-- What is asked --
In the passage below on relaunch steps, what should an elevator story summarize?

-- Passage --
════════════════════

The 7 Steps to Relaunch Success

from "Back on the Career Track" by Carol Fishman Cohen and Vivian Steir Rabin

  1. RElaunch or Not: You Decide. Determining readiness is the first step. Use the Relaunch Readiness Quiz on or in Back on the Career Track for guidance.
  2. Learn Confidence.  Get back in touch with classmates and colleagues who have a "frozen in time" view of you. TALK. The more informal conversations you have with non- judgmental contacts, the better you will sound and the more confident you will feel.
  3. Assess Your Career Options.  Break down your old job(s) or volunteer experiences into component parts and focus on those components you liked the most and in which you did your best work. Then brainstorm about new opportunities that build on those components.
  4. Update your Professional and Job Search Skills. Read relevant journals, take continuing education classes and attend industry events.  Develop an elevator story summarizing your expertise and the kind of opportunity you seek in a few key sentences. Remember to describe what kind of work you love to do rather than recite job titles. Research companies using Twitter, Facebook and Linked In. Comment on relevant blogs.

════════════════════

-- Items --
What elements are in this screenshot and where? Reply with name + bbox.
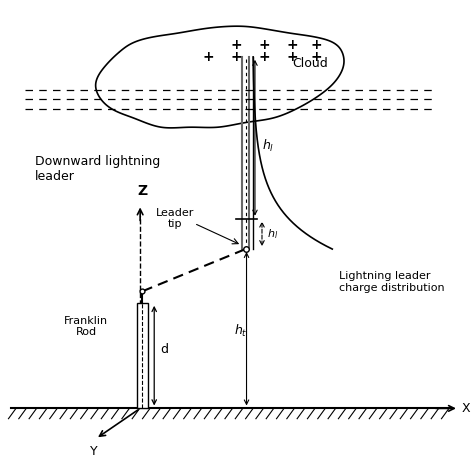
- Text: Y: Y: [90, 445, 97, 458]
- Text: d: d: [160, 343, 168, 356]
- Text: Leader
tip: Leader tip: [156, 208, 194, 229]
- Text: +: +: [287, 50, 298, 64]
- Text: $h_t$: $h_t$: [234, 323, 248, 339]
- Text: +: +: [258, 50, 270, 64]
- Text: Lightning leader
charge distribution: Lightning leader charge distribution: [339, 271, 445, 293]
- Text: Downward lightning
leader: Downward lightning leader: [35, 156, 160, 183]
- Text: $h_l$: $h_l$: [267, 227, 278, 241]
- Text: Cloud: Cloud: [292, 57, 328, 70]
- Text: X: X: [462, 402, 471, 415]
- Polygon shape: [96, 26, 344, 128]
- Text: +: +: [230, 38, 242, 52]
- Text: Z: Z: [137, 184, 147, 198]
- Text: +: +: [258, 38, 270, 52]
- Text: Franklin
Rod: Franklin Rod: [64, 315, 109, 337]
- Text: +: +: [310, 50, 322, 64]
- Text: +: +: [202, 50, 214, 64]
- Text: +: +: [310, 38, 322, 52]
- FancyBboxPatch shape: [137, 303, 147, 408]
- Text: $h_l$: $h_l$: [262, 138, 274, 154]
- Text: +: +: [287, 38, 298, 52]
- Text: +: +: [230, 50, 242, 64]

════════════════════

-- Expected answer --
Your expertise and the kind of opportunity you seek, in a few key sentences.